* Exercise aim *
Look through the listing below and work out how many of its lines hold the word "State". Give only the number.

* Dataset records *
------------

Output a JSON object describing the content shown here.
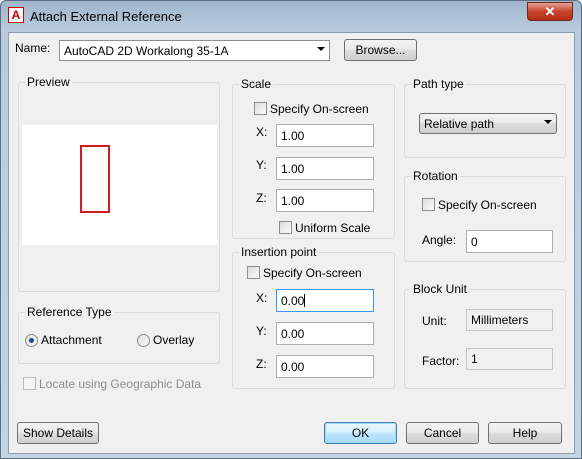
{
  "window": {
    "title": "Attach External Reference",
    "close_glyph": "✕",
    "app_icon_letter": "A"
  },
  "name_row": {
    "label": "Name:",
    "value": "AutoCAD 2D Workalong 35-1A",
    "browse_label": "Browse..."
  },
  "preview": {
    "title": "Preview",
    "accent_color": "#d21b1b"
  },
  "scale": {
    "title": "Scale",
    "specify_label": "Specify On-screen",
    "x_label": "X:",
    "x_value": "1.00",
    "y_label": "Y:",
    "y_value": "1.00",
    "z_label": "Z:",
    "z_value": "1.00",
    "uniform_label": "Uniform Scale"
  },
  "insertion": {
    "title": "Insertion point",
    "specify_label": "Specify On-screen",
    "x_label": "X:",
    "x_value": "0.00",
    "y_label": "Y:",
    "y_value": "0.00",
    "z_label": "Z:",
    "z_value": "0.00"
  },
  "path_type": {
    "title": "Path type",
    "selected": "Relative path"
  },
  "rotation": {
    "title": "Rotation",
    "specify_label": "Specify On-screen",
    "angle_label": "Angle:",
    "angle_value": "0"
  },
  "block_unit": {
    "title": "Block Unit",
    "unit_label": "Unit:",
    "unit_value": "Millimeters",
    "factor_label": "Factor:",
    "factor_value": "1"
  },
  "reference_type": {
    "title": "Reference Type",
    "attachment_label": "Attachment",
    "overlay_label": "Overlay",
    "selected": "Attachment"
  },
  "geo": {
    "label": "Locate using Geographic Data"
  },
  "footer": {
    "show_details": "Show Details",
    "ok": "OK",
    "cancel": "Cancel",
    "help": "Help"
  }
}
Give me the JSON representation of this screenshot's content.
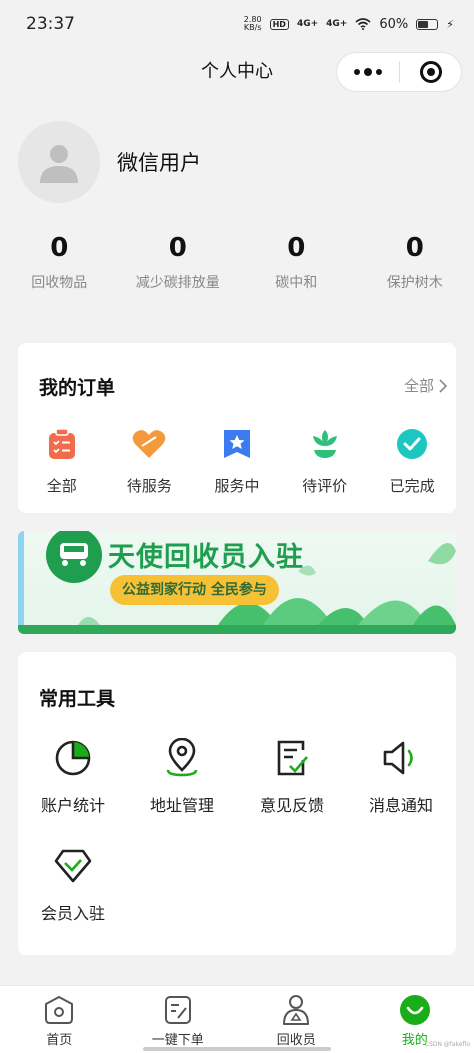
{
  "status_bar": {
    "time": "23:37",
    "net_speed_value": "2.80",
    "net_speed_unit": "KB/s",
    "hd_badge": "HD",
    "signal1": "4G+",
    "signal2": "4G+",
    "battery": "60%",
    "battery_level": 0.6
  },
  "nav": {
    "title": "个人中心"
  },
  "profile": {
    "username": "微信用户",
    "avatar_icon": "user-silhouette-icon"
  },
  "stats": [
    {
      "value": "0",
      "label": "回收物品"
    },
    {
      "value": "0",
      "label": "减少碳排放量"
    },
    {
      "value": "0",
      "label": "碳中和"
    },
    {
      "value": "0",
      "label": "保护树木"
    }
  ],
  "orders": {
    "title": "我的订单",
    "view_all": "全部",
    "items": [
      {
        "label": "全部",
        "icon": "clipboard-list-icon",
        "color": "#f26b4b"
      },
      {
        "label": "待服务",
        "icon": "heart-icon",
        "color": "#f59a3c"
      },
      {
        "label": "服务中",
        "icon": "star-bookmark-icon",
        "color": "#3a7bf0"
      },
      {
        "label": "待评价",
        "icon": "flower-icon",
        "color": "#2ec07a"
      },
      {
        "label": "已完成",
        "icon": "check-circle-icon",
        "color": "#1ec6c0"
      }
    ]
  },
  "banner": {
    "title": "天使回收员入驻",
    "subtitle": "公益到家行动 全民参与"
  },
  "tools": {
    "title": "常用工具",
    "items": [
      {
        "label": "账户统计",
        "icon": "pie-chart-icon"
      },
      {
        "label": "地址管理",
        "icon": "location-pin-icon"
      },
      {
        "label": "意见反馈",
        "icon": "feedback-form-icon"
      },
      {
        "label": "消息通知",
        "icon": "speaker-icon"
      },
      {
        "label": "会员入驻",
        "icon": "diamond-check-icon"
      }
    ]
  },
  "tabs": [
    {
      "label": "首页",
      "icon": "home-icon",
      "active": false
    },
    {
      "label": "一键下单",
      "icon": "order-form-icon",
      "active": false
    },
    {
      "label": "回收员",
      "icon": "recycler-person-icon",
      "active": false
    },
    {
      "label": "我的",
      "icon": "smile-profile-icon",
      "active": true
    }
  ],
  "colors": {
    "accent": "#1aad19",
    "tool_accent": "#1aad19",
    "banner_title": "#1e9e4e"
  },
  "watermark": "CSDN @fakeflo"
}
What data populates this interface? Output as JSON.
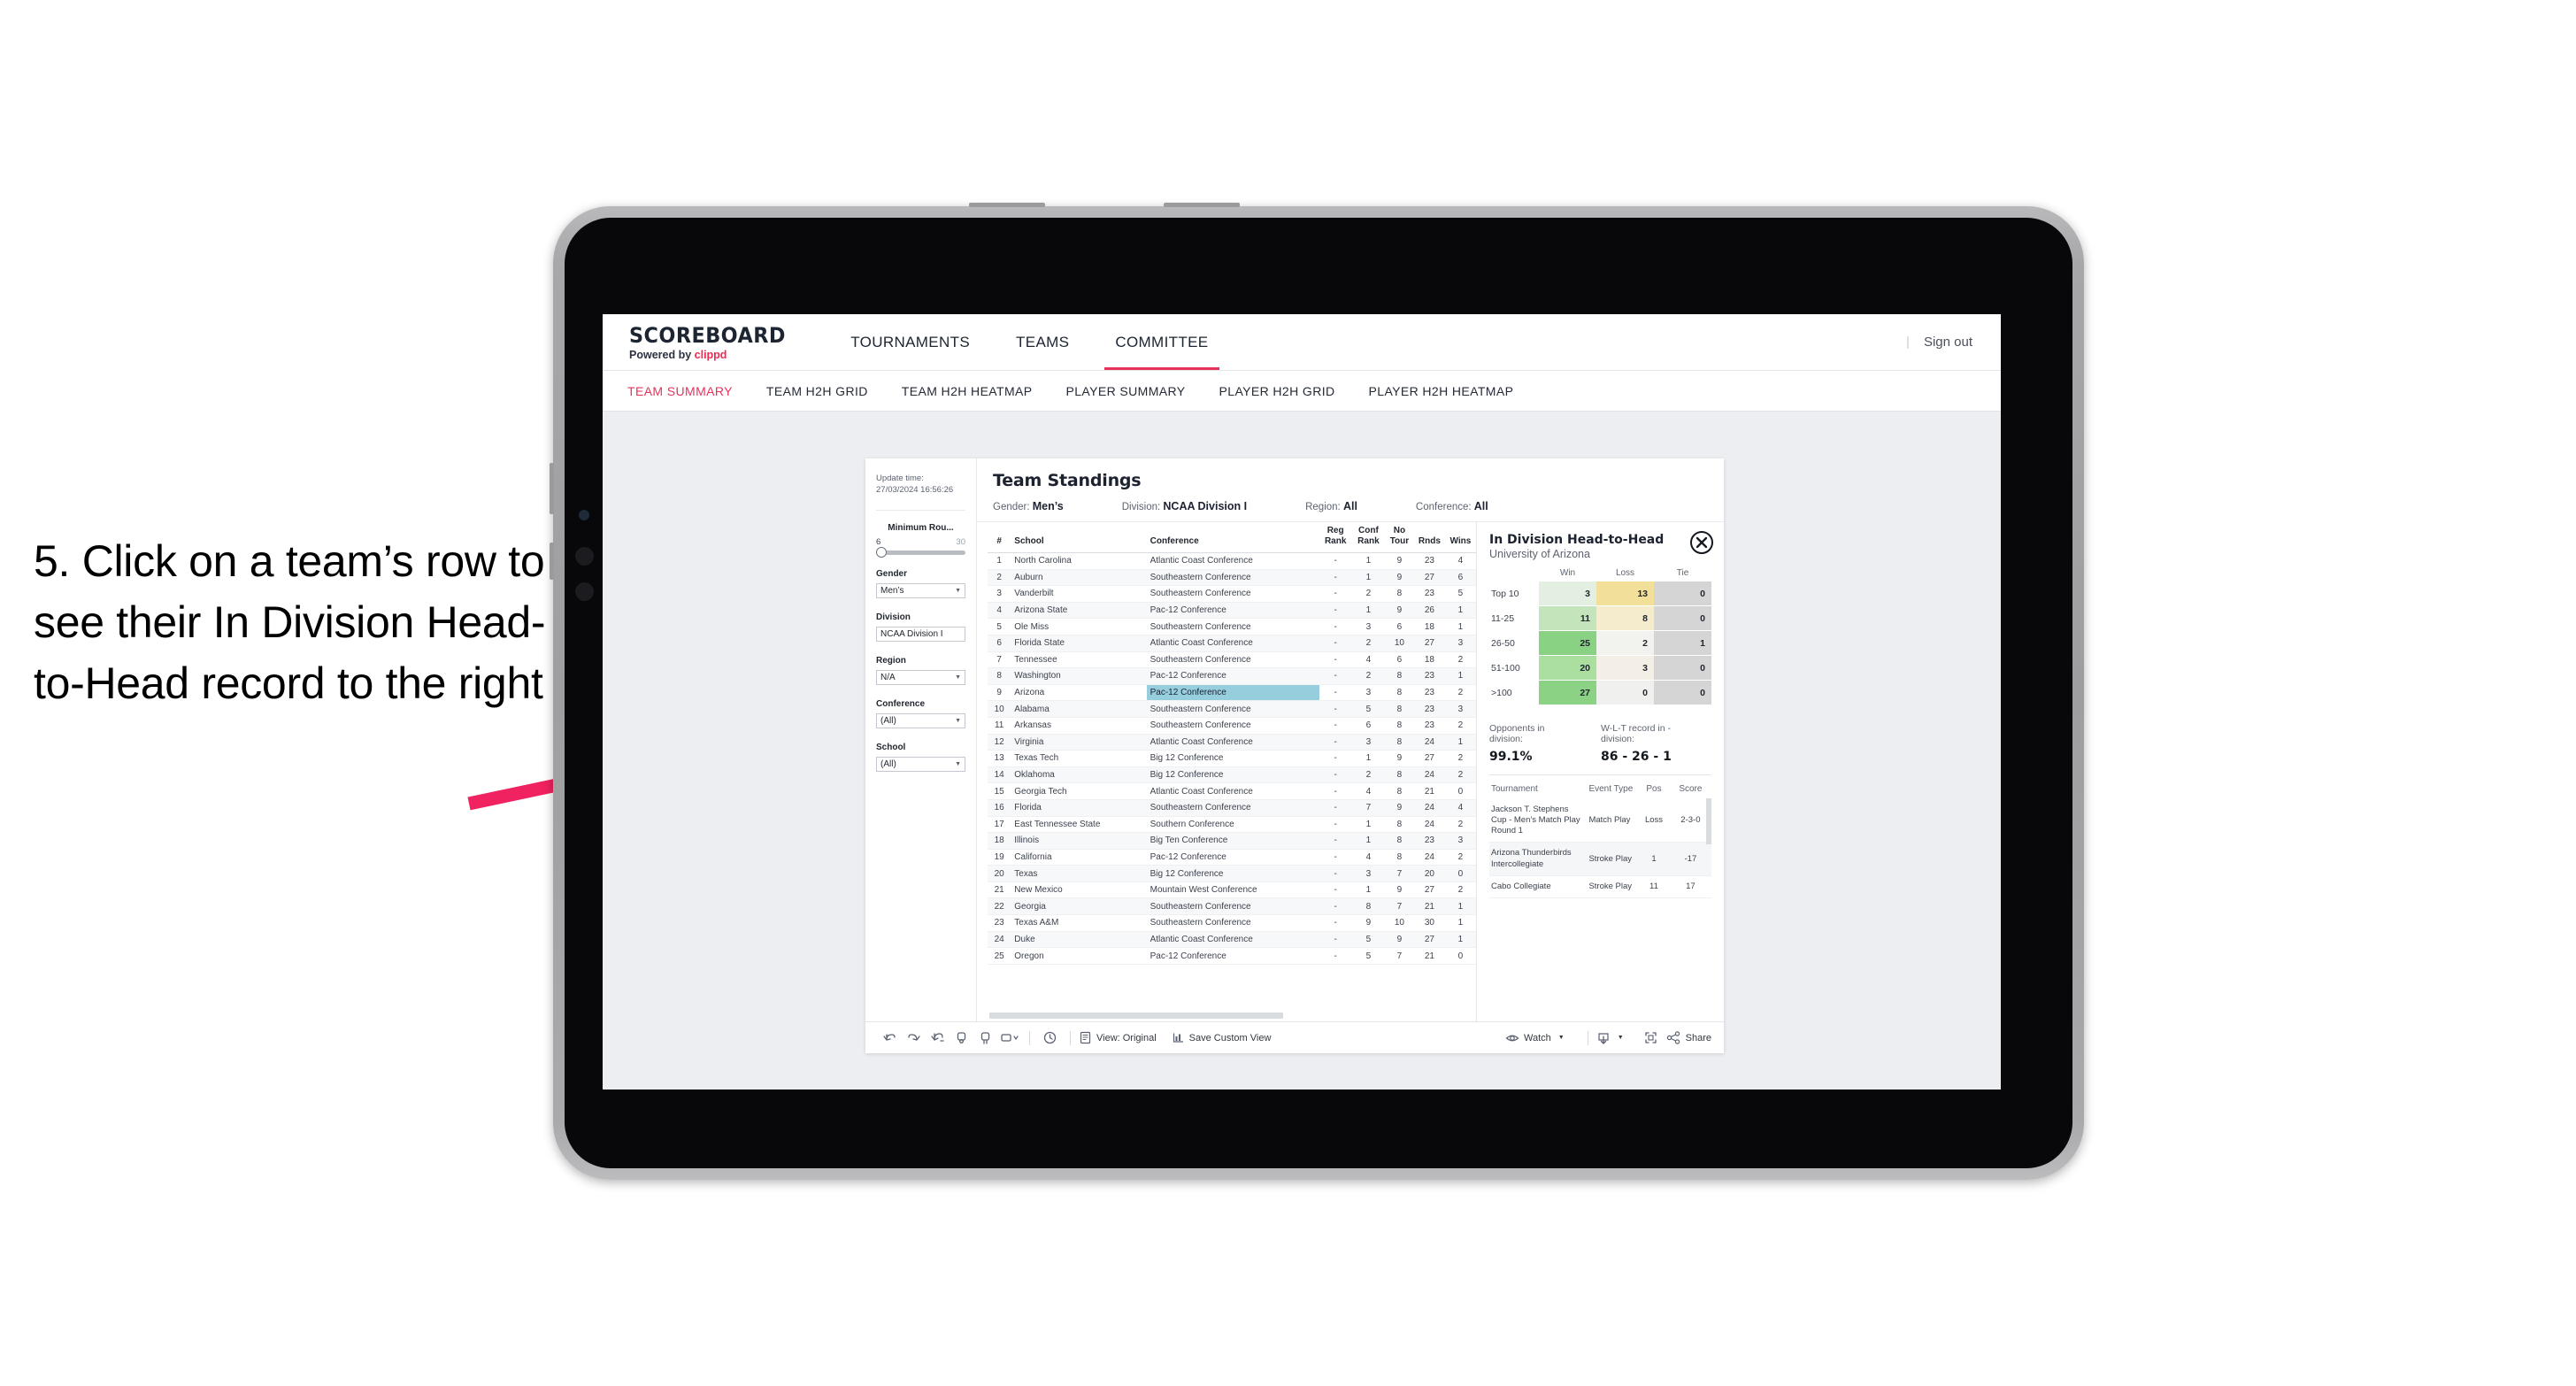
{
  "caption": {
    "text": "5. Click on a team’s row to see their In Division Head-to-Head record to the right"
  },
  "colors": {
    "accent_pink": "#e8315b",
    "arrow_pink": "#f0225f",
    "highlight_blue": "#97cede",
    "device_bezel": "#a7a7a9"
  },
  "app": {
    "logo": {
      "main": "SCOREBOARD",
      "powered_prefix": "Powered by ",
      "brand": "clippd"
    },
    "topnav": [
      {
        "label": "TOURNAMENTS",
        "active": false
      },
      {
        "label": "TEAMS",
        "active": false
      },
      {
        "label": "COMMITTEE",
        "active": true
      }
    ],
    "signout": {
      "divider": "|",
      "label": "Sign out"
    },
    "subnav": [
      {
        "label": "TEAM SUMMARY",
        "active": true
      },
      {
        "label": "TEAM H2H GRID",
        "active": false
      },
      {
        "label": "TEAM H2H HEATMAP",
        "active": false
      },
      {
        "label": "PLAYER SUMMARY",
        "active": false
      },
      {
        "label": "PLAYER H2H GRID",
        "active": false
      },
      {
        "label": "PLAYER H2H HEATMAP",
        "active": false
      }
    ]
  },
  "filters": {
    "update_time_label": "Update time:",
    "update_time_value": "27/03/2024 16:56:26",
    "minimum_rounds": {
      "label": "Minimum Rou...",
      "min": "6",
      "max": "30"
    },
    "gender": {
      "label": "Gender",
      "value": "Men’s"
    },
    "division": {
      "label": "Division",
      "value": "NCAA Division I"
    },
    "region": {
      "label": "Region",
      "value": "N/A"
    },
    "conference": {
      "label": "Conference",
      "value": "(All)"
    },
    "school": {
      "label": "School",
      "value": "(All)"
    }
  },
  "viz": {
    "title": "Team Standings",
    "header_filters": [
      {
        "label": "Gender:",
        "value": "Men’s"
      },
      {
        "label": "Division:",
        "value": "NCAA Division I"
      },
      {
        "label": "Region:",
        "value": "All"
      },
      {
        "label": "Conference:",
        "value": "All"
      }
    ]
  },
  "chart_data": {
    "type": "table",
    "title": "Team Standings",
    "columns": [
      "#",
      "School",
      "Conference",
      "Reg Rank",
      "Conf Rank",
      "No Tour",
      "Rnds",
      "Wins"
    ],
    "column_headers_two_line": [
      {
        "l1": "#",
        "l2": ""
      },
      {
        "l1": "School",
        "l2": ""
      },
      {
        "l1": "Conference",
        "l2": ""
      },
      {
        "l1": "Reg",
        "l2": "Rank"
      },
      {
        "l1": "Conf",
        "l2": "Rank"
      },
      {
        "l1": "No",
        "l2": "Tour"
      },
      {
        "l1": "Rnds",
        "l2": ""
      },
      {
        "l1": "Wins",
        "l2": ""
      }
    ],
    "selected_row": 9,
    "rows": [
      {
        "rank": "1",
        "school": "North Carolina",
        "conference": "Atlantic Coast Conference",
        "reg": "-",
        "conf": "1",
        "notour": "9",
        "rnds": "23",
        "wins": "4"
      },
      {
        "rank": "2",
        "school": "Auburn",
        "conference": "Southeastern Conference",
        "reg": "-",
        "conf": "1",
        "notour": "9",
        "rnds": "27",
        "wins": "6"
      },
      {
        "rank": "3",
        "school": "Vanderbilt",
        "conference": "Southeastern Conference",
        "reg": "-",
        "conf": "2",
        "notour": "8",
        "rnds": "23",
        "wins": "5"
      },
      {
        "rank": "4",
        "school": "Arizona State",
        "conference": "Pac-12 Conference",
        "reg": "-",
        "conf": "1",
        "notour": "9",
        "rnds": "26",
        "wins": "1"
      },
      {
        "rank": "5",
        "school": "Ole Miss",
        "conference": "Southeastern Conference",
        "reg": "-",
        "conf": "3",
        "notour": "6",
        "rnds": "18",
        "wins": "1"
      },
      {
        "rank": "6",
        "school": "Florida State",
        "conference": "Atlantic Coast Conference",
        "reg": "-",
        "conf": "2",
        "notour": "10",
        "rnds": "27",
        "wins": "3"
      },
      {
        "rank": "7",
        "school": "Tennessee",
        "conference": "Southeastern Conference",
        "reg": "-",
        "conf": "4",
        "notour": "6",
        "rnds": "18",
        "wins": "2"
      },
      {
        "rank": "8",
        "school": "Washington",
        "conference": "Pac-12 Conference",
        "reg": "-",
        "conf": "2",
        "notour": "8",
        "rnds": "23",
        "wins": "1"
      },
      {
        "rank": "9",
        "school": "Arizona",
        "conference": "Pac-12 Conference",
        "reg": "-",
        "conf": "3",
        "notour": "8",
        "rnds": "23",
        "wins": "2",
        "highlight": true
      },
      {
        "rank": "10",
        "school": "Alabama",
        "conference": "Southeastern Conference",
        "reg": "-",
        "conf": "5",
        "notour": "8",
        "rnds": "23",
        "wins": "3"
      },
      {
        "rank": "11",
        "school": "Arkansas",
        "conference": "Southeastern Conference",
        "reg": "-",
        "conf": "6",
        "notour": "8",
        "rnds": "23",
        "wins": "2"
      },
      {
        "rank": "12",
        "school": "Virginia",
        "conference": "Atlantic Coast Conference",
        "reg": "-",
        "conf": "3",
        "notour": "8",
        "rnds": "24",
        "wins": "1"
      },
      {
        "rank": "13",
        "school": "Texas Tech",
        "conference": "Big 12 Conference",
        "reg": "-",
        "conf": "1",
        "notour": "9",
        "rnds": "27",
        "wins": "2"
      },
      {
        "rank": "14",
        "school": "Oklahoma",
        "conference": "Big 12 Conference",
        "reg": "-",
        "conf": "2",
        "notour": "8",
        "rnds": "24",
        "wins": "2"
      },
      {
        "rank": "15",
        "school": "Georgia Tech",
        "conference": "Atlantic Coast Conference",
        "reg": "-",
        "conf": "4",
        "notour": "8",
        "rnds": "21",
        "wins": "0"
      },
      {
        "rank": "16",
        "school": "Florida",
        "conference": "Southeastern Conference",
        "reg": "-",
        "conf": "7",
        "notour": "9",
        "rnds": "24",
        "wins": "4"
      },
      {
        "rank": "17",
        "school": "East Tennessee State",
        "conference": "Southern Conference",
        "reg": "-",
        "conf": "1",
        "notour": "8",
        "rnds": "24",
        "wins": "2"
      },
      {
        "rank": "18",
        "school": "Illinois",
        "conference": "Big Ten Conference",
        "reg": "-",
        "conf": "1",
        "notour": "8",
        "rnds": "23",
        "wins": "3"
      },
      {
        "rank": "19",
        "school": "California",
        "conference": "Pac-12 Conference",
        "reg": "-",
        "conf": "4",
        "notour": "8",
        "rnds": "24",
        "wins": "2"
      },
      {
        "rank": "20",
        "school": "Texas",
        "conference": "Big 12 Conference",
        "reg": "-",
        "conf": "3",
        "notour": "7",
        "rnds": "20",
        "wins": "0"
      },
      {
        "rank": "21",
        "school": "New Mexico",
        "conference": "Mountain West Conference",
        "reg": "-",
        "conf": "1",
        "notour": "9",
        "rnds": "27",
        "wins": "2"
      },
      {
        "rank": "22",
        "school": "Georgia",
        "conference": "Southeastern Conference",
        "reg": "-",
        "conf": "8",
        "notour": "7",
        "rnds": "21",
        "wins": "1"
      },
      {
        "rank": "23",
        "school": "Texas A&M",
        "conference": "Southeastern Conference",
        "reg": "-",
        "conf": "9",
        "notour": "10",
        "rnds": "30",
        "wins": "1"
      },
      {
        "rank": "24",
        "school": "Duke",
        "conference": "Atlantic Coast Conference",
        "reg": "-",
        "conf": "5",
        "notour": "9",
        "rnds": "27",
        "wins": "1"
      },
      {
        "rank": "25",
        "school": "Oregon",
        "conference": "Pac-12 Conference",
        "reg": "-",
        "conf": "5",
        "notour": "7",
        "rnds": "21",
        "wins": "0"
      }
    ]
  },
  "h2h": {
    "title": "In Division Head-to-Head",
    "subtitle": "University of Arizona",
    "close_icon": "close-icon",
    "matrix": {
      "type": "heatmap",
      "columns": [
        "Win",
        "Loss",
        "Tie"
      ],
      "rows": [
        "Top 10",
        "11-25",
        "26-50",
        "51-100",
        ">100"
      ],
      "values": [
        {
          "band": "Top 10",
          "win": "3",
          "loss": "13",
          "tie": "0",
          "win_color": "#e3efe0",
          "loss_color": "#f2e09a",
          "tie_color": "#d5d5d5"
        },
        {
          "band": "11-25",
          "win": "11",
          "loss": "8",
          "tie": "0",
          "win_color": "#c4e5bb",
          "loss_color": "#f5ecce",
          "tie_color": "#d5d5d5"
        },
        {
          "band": "26-50",
          "win": "25",
          "loss": "2",
          "tie": "1",
          "win_color": "#89d183",
          "loss_color": "#f2f2ef",
          "tie_color": "#d5d5d5"
        },
        {
          "band": "51-100",
          "win": "20",
          "loss": "3",
          "tie": "0",
          "win_color": "#aadfa0",
          "loss_color": "#f4efe6",
          "tie_color": "#d5d5d5"
        },
        {
          "band": ">100",
          "win": "27",
          "loss": "0",
          "tie": "0",
          "win_color": "#8bd285",
          "loss_color": "#f0f0ee",
          "tie_color": "#d5d5d5"
        }
      ]
    },
    "stats": [
      {
        "label": "Opponents in division:",
        "value": "99.1%"
      },
      {
        "label": "W-L-T record in -division:",
        "value": "86 - 26 - 1"
      }
    ],
    "tournaments": {
      "columns": [
        "Tournament",
        "Event Type",
        "Pos",
        "Score"
      ],
      "rows": [
        {
          "tournament": "Jackson T. Stephens Cup - Men’s Match Play Round 1",
          "event_type": "Match Play",
          "pos": "Loss",
          "score": "2-3-0"
        },
        {
          "tournament": "Arizona Thunderbirds Intercollegiate",
          "event_type": "Stroke Play",
          "pos": "1",
          "score": "-17"
        },
        {
          "tournament": "Cabo Collegiate",
          "event_type": "Stroke Play",
          "pos": "11",
          "score": "17"
        }
      ]
    }
  },
  "toolbar": {
    "icons": [
      "undo-icon",
      "redo-icon",
      "revert-icon",
      "refresh-icon",
      "pause-icon",
      "rectangle-select-icon"
    ],
    "view_original_label": "View: Original",
    "save_custom_view_label": "Save Custom View",
    "watch_label": "Watch",
    "share_label": "Share",
    "download_icon": "download-icon",
    "fullscreen_icon": "fullscreen-icon"
  }
}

------------

* Written reply *
3